## Exercise requirements
Print every line from the one containing "retweets-count: 176 [33, 644, 70, 669]" up to and including the one containing "tweet-line: Israele e", without changing anything.

─── Input

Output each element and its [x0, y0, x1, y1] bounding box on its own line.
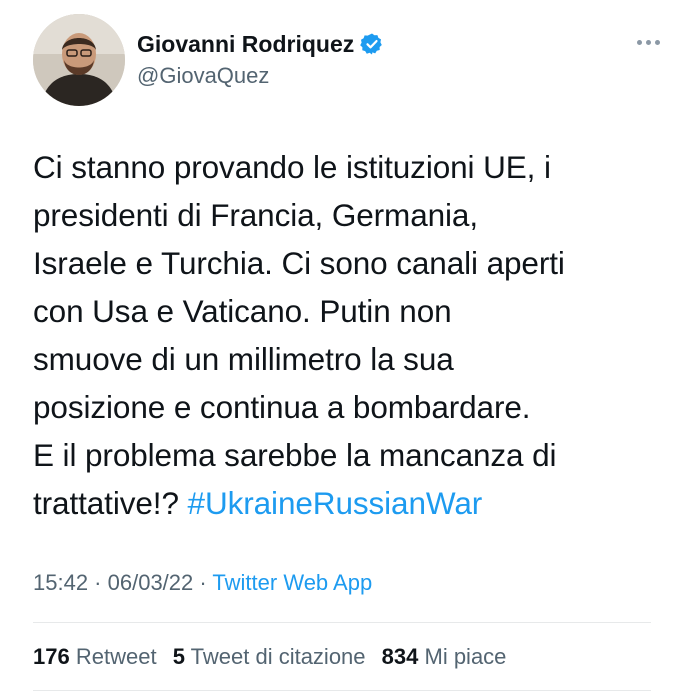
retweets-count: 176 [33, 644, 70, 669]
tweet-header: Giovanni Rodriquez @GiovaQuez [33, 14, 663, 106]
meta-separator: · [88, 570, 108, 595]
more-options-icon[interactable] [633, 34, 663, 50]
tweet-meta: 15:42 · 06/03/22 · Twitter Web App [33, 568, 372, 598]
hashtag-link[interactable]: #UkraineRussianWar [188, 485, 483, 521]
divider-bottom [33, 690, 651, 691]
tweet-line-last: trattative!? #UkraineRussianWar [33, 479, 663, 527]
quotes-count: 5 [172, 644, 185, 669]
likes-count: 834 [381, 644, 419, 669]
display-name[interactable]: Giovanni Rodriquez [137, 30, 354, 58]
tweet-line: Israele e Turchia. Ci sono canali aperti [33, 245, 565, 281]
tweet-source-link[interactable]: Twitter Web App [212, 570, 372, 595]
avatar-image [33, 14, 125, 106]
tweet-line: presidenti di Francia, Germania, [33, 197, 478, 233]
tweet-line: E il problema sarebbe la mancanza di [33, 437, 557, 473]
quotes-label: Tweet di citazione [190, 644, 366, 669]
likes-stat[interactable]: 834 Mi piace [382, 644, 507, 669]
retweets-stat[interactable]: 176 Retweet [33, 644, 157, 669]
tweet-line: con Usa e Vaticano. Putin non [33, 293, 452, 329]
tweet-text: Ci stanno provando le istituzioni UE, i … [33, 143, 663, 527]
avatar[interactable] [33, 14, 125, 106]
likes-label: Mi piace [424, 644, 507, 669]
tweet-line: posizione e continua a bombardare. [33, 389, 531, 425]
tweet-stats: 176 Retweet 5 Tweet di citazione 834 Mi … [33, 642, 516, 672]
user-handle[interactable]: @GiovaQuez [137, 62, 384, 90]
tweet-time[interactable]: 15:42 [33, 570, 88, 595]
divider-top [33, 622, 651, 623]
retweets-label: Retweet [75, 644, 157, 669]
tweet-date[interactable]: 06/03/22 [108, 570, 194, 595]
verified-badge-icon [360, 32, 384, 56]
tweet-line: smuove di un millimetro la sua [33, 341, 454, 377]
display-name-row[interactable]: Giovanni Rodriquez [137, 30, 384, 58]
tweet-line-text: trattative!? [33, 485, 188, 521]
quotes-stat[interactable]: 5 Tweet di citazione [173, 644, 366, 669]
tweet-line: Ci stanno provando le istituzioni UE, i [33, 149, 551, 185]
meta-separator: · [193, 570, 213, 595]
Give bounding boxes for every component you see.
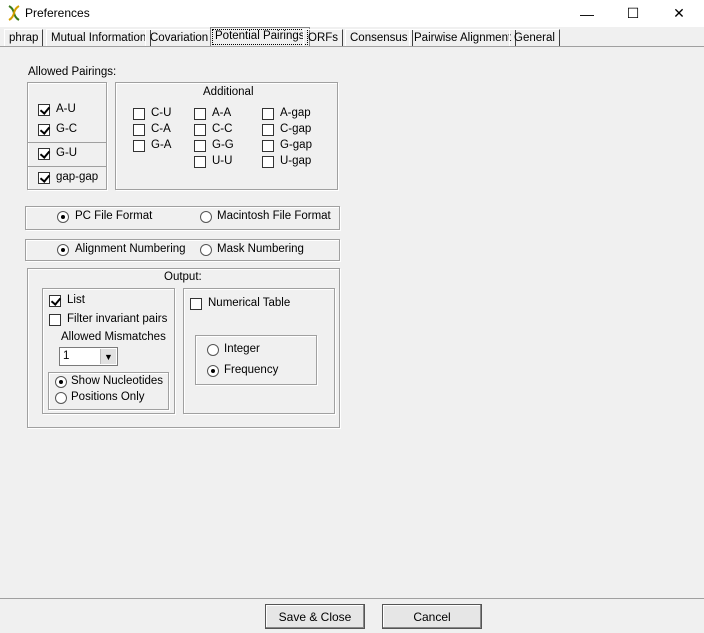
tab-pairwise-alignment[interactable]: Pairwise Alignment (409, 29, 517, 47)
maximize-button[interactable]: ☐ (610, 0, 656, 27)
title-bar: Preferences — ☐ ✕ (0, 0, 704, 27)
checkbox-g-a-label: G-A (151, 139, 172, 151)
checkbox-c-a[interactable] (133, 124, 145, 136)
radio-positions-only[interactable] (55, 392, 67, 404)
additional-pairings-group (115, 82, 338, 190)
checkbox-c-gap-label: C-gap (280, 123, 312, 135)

──────

## Exercise answer
retweets-count: 176 [33, 644, 70, 669]
tweet-header: Giovanni Rodriquez @GiovaQuez [33, 14, 663, 106]
meta-separator: · [88, 570, 108, 595]
more-options-icon[interactable] [633, 34, 663, 50]
tweet-meta: 15:42 · 06/03/22 · Twitter Web App [33, 568, 372, 598]
hashtag-link[interactable]: #UkraineRussianWar [188, 485, 483, 521]
divider-bottom [33, 690, 651, 691]
tweet-line-last: trattative!? #UkraineRussianWar [33, 479, 663, 527]
quotes-count: 5 [172, 644, 185, 669]
likes-count: 834 [381, 644, 419, 669]
display-name[interactable]: Giovanni Rodriquez [137, 30, 354, 58]
tweet-line: Israele e Turchia. Ci sono canali aperti [33, 245, 565, 281]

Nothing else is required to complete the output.